レイアウト注釈データ:
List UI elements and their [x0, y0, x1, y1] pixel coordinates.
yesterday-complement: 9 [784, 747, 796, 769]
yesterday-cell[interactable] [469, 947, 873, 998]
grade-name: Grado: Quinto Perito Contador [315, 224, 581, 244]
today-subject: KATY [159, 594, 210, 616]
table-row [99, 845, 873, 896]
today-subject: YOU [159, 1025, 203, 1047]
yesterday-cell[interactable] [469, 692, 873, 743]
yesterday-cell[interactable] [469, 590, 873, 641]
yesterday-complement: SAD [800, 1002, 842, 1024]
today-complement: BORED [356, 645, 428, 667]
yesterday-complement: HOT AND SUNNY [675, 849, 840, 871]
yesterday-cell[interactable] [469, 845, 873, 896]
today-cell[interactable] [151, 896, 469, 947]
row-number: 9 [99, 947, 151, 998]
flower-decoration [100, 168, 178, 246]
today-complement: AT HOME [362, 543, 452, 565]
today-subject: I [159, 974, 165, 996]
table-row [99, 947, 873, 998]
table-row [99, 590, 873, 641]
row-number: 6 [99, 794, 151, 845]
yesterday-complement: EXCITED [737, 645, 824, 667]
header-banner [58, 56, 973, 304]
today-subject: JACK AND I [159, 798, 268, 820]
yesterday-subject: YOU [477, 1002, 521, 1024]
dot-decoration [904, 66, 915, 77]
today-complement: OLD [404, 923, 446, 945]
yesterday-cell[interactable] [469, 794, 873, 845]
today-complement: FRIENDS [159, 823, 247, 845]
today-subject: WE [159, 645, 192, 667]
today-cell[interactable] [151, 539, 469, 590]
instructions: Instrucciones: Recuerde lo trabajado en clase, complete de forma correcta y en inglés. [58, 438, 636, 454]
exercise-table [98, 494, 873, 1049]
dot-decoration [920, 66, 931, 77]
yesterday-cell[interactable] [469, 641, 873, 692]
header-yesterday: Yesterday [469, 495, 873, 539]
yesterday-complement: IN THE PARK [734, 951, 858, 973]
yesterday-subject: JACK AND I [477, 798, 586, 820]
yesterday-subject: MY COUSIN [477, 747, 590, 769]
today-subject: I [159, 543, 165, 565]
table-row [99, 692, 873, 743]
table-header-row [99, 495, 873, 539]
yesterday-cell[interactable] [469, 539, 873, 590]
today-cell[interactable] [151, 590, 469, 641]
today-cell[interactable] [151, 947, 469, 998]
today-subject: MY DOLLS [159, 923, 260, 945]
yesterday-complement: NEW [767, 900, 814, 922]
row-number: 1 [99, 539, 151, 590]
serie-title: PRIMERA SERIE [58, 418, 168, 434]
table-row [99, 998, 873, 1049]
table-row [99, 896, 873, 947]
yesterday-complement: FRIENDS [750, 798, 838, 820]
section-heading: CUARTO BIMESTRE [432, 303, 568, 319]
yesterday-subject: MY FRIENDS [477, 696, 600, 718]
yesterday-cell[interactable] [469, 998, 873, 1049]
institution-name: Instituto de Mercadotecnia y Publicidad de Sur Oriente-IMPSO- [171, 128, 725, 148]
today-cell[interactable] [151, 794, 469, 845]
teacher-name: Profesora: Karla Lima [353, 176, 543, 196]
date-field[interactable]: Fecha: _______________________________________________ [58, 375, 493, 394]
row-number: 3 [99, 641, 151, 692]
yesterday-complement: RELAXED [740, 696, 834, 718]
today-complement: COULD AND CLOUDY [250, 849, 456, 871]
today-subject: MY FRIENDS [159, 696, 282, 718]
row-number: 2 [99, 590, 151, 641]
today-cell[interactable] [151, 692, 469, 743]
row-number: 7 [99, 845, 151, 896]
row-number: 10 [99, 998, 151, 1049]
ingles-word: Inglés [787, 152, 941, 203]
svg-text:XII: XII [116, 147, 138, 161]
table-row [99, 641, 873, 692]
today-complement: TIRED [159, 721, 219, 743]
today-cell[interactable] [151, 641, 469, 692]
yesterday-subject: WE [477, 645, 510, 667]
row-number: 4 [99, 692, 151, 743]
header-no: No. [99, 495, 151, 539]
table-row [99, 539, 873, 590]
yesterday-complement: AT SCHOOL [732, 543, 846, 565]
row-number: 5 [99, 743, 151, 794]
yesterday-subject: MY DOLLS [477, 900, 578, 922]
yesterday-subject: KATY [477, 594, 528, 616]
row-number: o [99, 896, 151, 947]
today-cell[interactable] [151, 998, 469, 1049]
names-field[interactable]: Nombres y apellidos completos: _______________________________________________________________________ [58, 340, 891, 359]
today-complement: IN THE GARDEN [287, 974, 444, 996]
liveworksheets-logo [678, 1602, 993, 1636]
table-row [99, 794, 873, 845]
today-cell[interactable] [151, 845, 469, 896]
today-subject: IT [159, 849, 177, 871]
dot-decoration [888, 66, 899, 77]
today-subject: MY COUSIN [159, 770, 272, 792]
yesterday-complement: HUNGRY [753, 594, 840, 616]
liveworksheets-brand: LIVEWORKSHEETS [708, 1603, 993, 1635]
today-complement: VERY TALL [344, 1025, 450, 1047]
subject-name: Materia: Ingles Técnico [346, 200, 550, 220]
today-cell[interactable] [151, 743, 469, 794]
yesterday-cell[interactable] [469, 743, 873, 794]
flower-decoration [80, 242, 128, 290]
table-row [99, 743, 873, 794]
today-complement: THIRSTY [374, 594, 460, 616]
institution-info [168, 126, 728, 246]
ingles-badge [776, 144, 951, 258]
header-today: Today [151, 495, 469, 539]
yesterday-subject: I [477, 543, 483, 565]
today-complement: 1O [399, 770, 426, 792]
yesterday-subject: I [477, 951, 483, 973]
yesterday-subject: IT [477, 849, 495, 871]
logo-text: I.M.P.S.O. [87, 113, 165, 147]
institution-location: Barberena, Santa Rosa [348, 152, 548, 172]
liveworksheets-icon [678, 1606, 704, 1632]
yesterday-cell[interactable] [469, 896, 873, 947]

課題の指示: 上に示したデータの全行を、一字も変えずにそのまま繰り返してください。

課題への解答:
List UI elements and their [x0, y0, x1, y1] pixel coordinates.
yesterday-complement: 9 [784, 747, 796, 769]
yesterday-cell[interactable] [469, 947, 873, 998]
grade-name: Grado: Quinto Perito Contador [315, 224, 581, 244]
today-subject: KATY [159, 594, 210, 616]
table-row [99, 845, 873, 896]
today-subject: YOU [159, 1025, 203, 1047]
yesterday-cell[interactable] [469, 692, 873, 743]
yesterday-cell[interactable] [469, 590, 873, 641]
yesterday-complement: SAD [800, 1002, 842, 1024]
today-complement: BORED [356, 645, 428, 667]
yesterday-complement: HOT AND SUNNY [675, 849, 840, 871]
yesterday-cell[interactable] [469, 845, 873, 896]
today-cell[interactable] [151, 896, 469, 947]
row-number: 9 [99, 947, 151, 998]
flower-decoration [100, 168, 178, 246]
today-complement: AT HOME [362, 543, 452, 565]
today-subject: I [159, 974, 165, 996]
table-row [99, 947, 873, 998]
table-row [99, 590, 873, 641]
row-number: 6 [99, 794, 151, 845]
yesterday-complement: EXCITED [737, 645, 824, 667]
header-banner [58, 56, 973, 304]
today-subject: JACK AND I [159, 798, 268, 820]
yesterday-subject: YOU [477, 1002, 521, 1024]
dot-decoration [904, 66, 915, 77]
today-complement: OLD [404, 923, 446, 945]
yesterday-cell[interactable] [469, 794, 873, 845]
today-complement: FRIENDS [159, 823, 247, 845]
today-subject: WE [159, 645, 192, 667]
today-cell[interactable] [151, 539, 469, 590]
instructions: Instrucciones: Recuerde lo trabajado en clase, complete de forma correcta y en inglés. [58, 438, 636, 454]
exercise-table [98, 494, 873, 1049]
dot-decoration [920, 66, 931, 77]
yesterday-cell[interactable] [469, 641, 873, 692]
header-yesterday: Yesterday [469, 495, 873, 539]
yesterday-complement: IN THE PARK [734, 951, 858, 973]
yesterday-subject: JACK AND I [477, 798, 586, 820]
yesterday-subject: MY COUSIN [477, 747, 590, 769]
today-subject: I [159, 543, 165, 565]
table-row [99, 692, 873, 743]
table-header-row [99, 495, 873, 539]
yesterday-cell[interactable] [469, 539, 873, 590]
today-cell[interactable] [151, 590, 469, 641]
today-cell[interactable] [151, 947, 469, 998]
today-subject: MY DOLLS [159, 923, 260, 945]
yesterday-complement: NEW [767, 900, 814, 922]
row-number: 1 [99, 539, 151, 590]
serie-title: PRIMERA SERIE [58, 418, 168, 434]
table-row [99, 998, 873, 1049]
table-row [99, 896, 873, 947]
yesterday-complement: FRIENDS [750, 798, 838, 820]
section-heading: CUARTO BIMESTRE [432, 303, 568, 319]
yesterday-subject: MY FRIENDS [477, 696, 600, 718]
yesterday-cell[interactable] [469, 998, 873, 1049]
institution-name: Instituto de Mercadotecnia y Publicidad de Sur Oriente-IMPSO- [171, 128, 725, 148]
today-cell[interactable] [151, 794, 469, 845]
teacher-name: Profesora: Karla Lima [353, 176, 543, 196]
date-field[interactable]: Fecha: _______________________________________________ [58, 375, 493, 394]
row-number: 3 [99, 641, 151, 692]
yesterday-complement: RELAXED [740, 696, 834, 718]
today-complement: COULD AND CLOUDY [250, 849, 456, 871]
today-subject: MY FRIENDS [159, 696, 282, 718]
row-number: 2 [99, 590, 151, 641]
today-cell[interactable] [151, 692, 469, 743]
row-number: 7 [99, 845, 151, 896]
row-number: 10 [99, 998, 151, 1049]
ingles-word: Inglés [787, 152, 941, 203]
svg-text:XII: XII [116, 147, 138, 161]
table-row [99, 641, 873, 692]
today-complement: TIRED [159, 721, 219, 743]
today-cell[interactable] [151, 641, 469, 692]
yesterday-subject: WE [477, 645, 510, 667]
row-number: 4 [99, 692, 151, 743]
header-no: No. [99, 495, 151, 539]
table-row [99, 539, 873, 590]
yesterday-complement: AT SCHOOL [732, 543, 846, 565]
row-number: 5 [99, 743, 151, 794]
yesterday-subject: MY DOLLS [477, 900, 578, 922]
yesterday-subject: KATY [477, 594, 528, 616]
row-number: o [99, 896, 151, 947]
today-cell[interactable] [151, 998, 469, 1049]
names-field[interactable]: Nombres y apellidos completos: _______________________________________________________________________ [58, 340, 891, 359]
today-complement: IN THE GARDEN [287, 974, 444, 996]
liveworksheets-logo [678, 1602, 993, 1636]
table-row [99, 794, 873, 845]
today-cell[interactable] [151, 845, 469, 896]
today-subject: IT [159, 849, 177, 871]
dot-decoration [888, 66, 899, 77]
today-subject: MY COUSIN [159, 770, 272, 792]
yesterday-complement: HUNGRY [753, 594, 840, 616]
liveworksheets-brand: LIVEWORKSHEETS [708, 1603, 993, 1635]
today-complement: VERY TALL [344, 1025, 450, 1047]
subject-name: Materia: Ingles Técnico [346, 200, 550, 220]
today-cell[interactable] [151, 743, 469, 794]
yesterday-cell[interactable] [469, 743, 873, 794]
flower-decoration [80, 242, 128, 290]
table-row [99, 743, 873, 794]
today-complement: THIRSTY [374, 594, 460, 616]
institution-info [168, 126, 728, 246]
ingles-badge [776, 144, 951, 258]
header-today: Today [151, 495, 469, 539]
yesterday-subject: I [477, 543, 483, 565]
today-complement: 1O [399, 770, 426, 792]
yesterday-subject: I [477, 951, 483, 973]
yesterday-subject: IT [477, 849, 495, 871]
logo-text: I.M.P.S.O. [87, 113, 165, 147]
institution-location: Barberena, Santa Rosa [348, 152, 548, 172]
liveworksheets-icon [678, 1606, 704, 1632]
yesterday-cell[interactable] [469, 896, 873, 947]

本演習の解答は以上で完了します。